**Entries**
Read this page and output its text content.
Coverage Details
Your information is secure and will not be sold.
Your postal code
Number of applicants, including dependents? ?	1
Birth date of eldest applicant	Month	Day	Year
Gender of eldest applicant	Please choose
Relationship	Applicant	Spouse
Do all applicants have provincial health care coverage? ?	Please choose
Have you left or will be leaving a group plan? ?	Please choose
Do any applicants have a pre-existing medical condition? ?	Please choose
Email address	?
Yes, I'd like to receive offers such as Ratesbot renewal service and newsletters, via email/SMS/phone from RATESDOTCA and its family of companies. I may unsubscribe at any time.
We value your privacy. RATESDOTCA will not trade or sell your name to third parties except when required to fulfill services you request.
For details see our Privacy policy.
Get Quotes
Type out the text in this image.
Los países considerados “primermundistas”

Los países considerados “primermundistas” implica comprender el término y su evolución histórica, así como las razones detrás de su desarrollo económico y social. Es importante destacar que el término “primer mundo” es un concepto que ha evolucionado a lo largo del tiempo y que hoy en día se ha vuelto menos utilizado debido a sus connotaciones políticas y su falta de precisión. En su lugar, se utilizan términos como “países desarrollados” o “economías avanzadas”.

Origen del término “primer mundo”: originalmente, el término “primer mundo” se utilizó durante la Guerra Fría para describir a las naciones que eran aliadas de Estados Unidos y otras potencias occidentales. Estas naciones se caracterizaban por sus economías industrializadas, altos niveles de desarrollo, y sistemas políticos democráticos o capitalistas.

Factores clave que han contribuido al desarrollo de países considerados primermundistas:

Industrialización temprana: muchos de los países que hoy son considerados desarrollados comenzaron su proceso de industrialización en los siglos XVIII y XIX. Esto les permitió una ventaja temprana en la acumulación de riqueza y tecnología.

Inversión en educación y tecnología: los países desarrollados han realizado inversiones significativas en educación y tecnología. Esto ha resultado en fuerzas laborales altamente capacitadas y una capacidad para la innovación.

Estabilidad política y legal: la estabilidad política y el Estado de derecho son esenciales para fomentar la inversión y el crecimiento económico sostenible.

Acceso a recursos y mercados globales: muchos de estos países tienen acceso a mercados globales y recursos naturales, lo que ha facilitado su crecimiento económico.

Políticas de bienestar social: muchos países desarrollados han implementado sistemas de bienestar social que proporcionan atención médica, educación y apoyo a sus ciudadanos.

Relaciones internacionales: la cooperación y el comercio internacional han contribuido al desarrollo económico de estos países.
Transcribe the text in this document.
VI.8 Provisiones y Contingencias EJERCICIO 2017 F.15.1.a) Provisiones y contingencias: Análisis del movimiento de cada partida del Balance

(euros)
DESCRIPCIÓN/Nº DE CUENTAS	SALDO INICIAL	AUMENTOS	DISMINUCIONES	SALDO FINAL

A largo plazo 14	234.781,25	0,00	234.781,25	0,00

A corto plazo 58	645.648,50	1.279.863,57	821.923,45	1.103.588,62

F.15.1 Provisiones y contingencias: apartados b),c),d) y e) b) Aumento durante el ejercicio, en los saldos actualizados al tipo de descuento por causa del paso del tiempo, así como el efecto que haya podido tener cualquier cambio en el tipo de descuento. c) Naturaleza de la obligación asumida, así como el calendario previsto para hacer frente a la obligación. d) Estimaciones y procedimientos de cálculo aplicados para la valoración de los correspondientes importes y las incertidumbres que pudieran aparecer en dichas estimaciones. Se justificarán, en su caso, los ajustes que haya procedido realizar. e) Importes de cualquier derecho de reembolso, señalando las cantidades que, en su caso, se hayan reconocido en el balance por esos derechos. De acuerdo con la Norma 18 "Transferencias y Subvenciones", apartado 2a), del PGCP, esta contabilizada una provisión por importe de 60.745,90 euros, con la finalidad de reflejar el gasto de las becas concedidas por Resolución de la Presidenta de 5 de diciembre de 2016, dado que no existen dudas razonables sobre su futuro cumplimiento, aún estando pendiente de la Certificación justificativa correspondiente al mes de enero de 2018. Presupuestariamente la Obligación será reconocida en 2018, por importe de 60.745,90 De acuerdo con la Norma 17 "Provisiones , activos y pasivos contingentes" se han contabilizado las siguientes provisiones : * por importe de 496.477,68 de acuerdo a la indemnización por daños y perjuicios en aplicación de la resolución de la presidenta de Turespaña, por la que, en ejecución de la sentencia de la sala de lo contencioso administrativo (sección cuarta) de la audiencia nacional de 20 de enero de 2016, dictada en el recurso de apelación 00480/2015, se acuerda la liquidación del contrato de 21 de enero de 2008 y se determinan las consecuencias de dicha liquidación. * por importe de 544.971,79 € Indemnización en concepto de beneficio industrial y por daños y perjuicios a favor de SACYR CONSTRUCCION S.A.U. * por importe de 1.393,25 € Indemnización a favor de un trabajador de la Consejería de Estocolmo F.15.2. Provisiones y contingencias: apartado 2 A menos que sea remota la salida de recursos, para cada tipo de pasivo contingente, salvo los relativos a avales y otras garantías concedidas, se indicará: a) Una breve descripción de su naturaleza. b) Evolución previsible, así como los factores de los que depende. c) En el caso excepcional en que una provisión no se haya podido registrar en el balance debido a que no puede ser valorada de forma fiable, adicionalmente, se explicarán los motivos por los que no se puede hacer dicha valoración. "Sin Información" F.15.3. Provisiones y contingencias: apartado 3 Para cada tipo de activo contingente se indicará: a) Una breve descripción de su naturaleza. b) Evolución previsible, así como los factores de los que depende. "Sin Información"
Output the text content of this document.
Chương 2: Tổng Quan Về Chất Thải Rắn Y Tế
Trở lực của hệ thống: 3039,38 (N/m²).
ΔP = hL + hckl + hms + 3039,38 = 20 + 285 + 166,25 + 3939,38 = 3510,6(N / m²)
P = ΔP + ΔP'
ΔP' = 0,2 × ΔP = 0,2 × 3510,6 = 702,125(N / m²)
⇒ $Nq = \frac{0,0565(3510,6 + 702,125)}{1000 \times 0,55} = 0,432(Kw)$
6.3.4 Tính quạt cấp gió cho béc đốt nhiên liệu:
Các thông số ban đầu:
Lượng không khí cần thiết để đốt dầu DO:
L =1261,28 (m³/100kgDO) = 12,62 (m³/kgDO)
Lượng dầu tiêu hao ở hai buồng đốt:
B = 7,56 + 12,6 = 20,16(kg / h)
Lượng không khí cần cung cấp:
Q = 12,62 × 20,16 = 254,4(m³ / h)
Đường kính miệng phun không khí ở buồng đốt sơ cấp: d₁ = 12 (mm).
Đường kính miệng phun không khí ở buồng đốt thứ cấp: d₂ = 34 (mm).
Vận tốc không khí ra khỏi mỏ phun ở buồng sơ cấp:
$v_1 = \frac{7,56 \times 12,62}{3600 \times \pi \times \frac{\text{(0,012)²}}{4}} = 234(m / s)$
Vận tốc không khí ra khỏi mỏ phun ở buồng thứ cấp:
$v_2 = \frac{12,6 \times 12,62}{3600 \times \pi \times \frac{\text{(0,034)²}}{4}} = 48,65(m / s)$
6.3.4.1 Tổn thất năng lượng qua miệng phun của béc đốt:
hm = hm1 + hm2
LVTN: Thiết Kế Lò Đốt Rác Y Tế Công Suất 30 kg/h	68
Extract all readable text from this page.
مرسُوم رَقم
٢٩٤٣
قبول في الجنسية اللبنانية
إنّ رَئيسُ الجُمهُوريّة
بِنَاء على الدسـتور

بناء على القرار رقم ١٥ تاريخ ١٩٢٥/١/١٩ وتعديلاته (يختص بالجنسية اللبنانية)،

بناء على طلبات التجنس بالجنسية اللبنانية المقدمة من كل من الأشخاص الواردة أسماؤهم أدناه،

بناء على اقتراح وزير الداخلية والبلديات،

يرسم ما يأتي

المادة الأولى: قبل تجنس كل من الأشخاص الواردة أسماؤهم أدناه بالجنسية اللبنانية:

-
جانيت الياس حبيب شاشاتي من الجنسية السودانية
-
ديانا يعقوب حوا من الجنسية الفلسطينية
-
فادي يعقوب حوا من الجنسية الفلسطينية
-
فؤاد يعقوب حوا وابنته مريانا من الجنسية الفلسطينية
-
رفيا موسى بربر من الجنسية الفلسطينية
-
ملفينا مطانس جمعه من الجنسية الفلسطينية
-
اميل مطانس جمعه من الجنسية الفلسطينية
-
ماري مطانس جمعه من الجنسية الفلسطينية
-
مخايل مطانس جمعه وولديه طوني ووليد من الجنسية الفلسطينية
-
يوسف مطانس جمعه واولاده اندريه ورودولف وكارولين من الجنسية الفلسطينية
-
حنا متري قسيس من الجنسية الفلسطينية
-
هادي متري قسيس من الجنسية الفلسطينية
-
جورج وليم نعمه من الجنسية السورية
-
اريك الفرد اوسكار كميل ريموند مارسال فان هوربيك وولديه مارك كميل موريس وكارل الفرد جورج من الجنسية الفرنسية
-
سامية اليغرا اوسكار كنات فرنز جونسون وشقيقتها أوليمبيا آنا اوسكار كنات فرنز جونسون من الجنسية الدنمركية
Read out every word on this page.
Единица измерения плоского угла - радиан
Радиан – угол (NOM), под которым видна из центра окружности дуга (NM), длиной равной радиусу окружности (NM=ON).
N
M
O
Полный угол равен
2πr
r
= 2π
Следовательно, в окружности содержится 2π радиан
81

**Task to complete**
Reproduce every line from the entries that holds the word "RATESDOTCA".

**Task output**
Yes, I'd like to receive offers such as Ratesbot renewal service and newsletters, via email/SMS/phone from RATESDOTCA and its family of companies. I may unsubscribe at any time.
We value your privacy. RATESDOTCA will not trade or sell your name to third parties except when required to fulfill services you request.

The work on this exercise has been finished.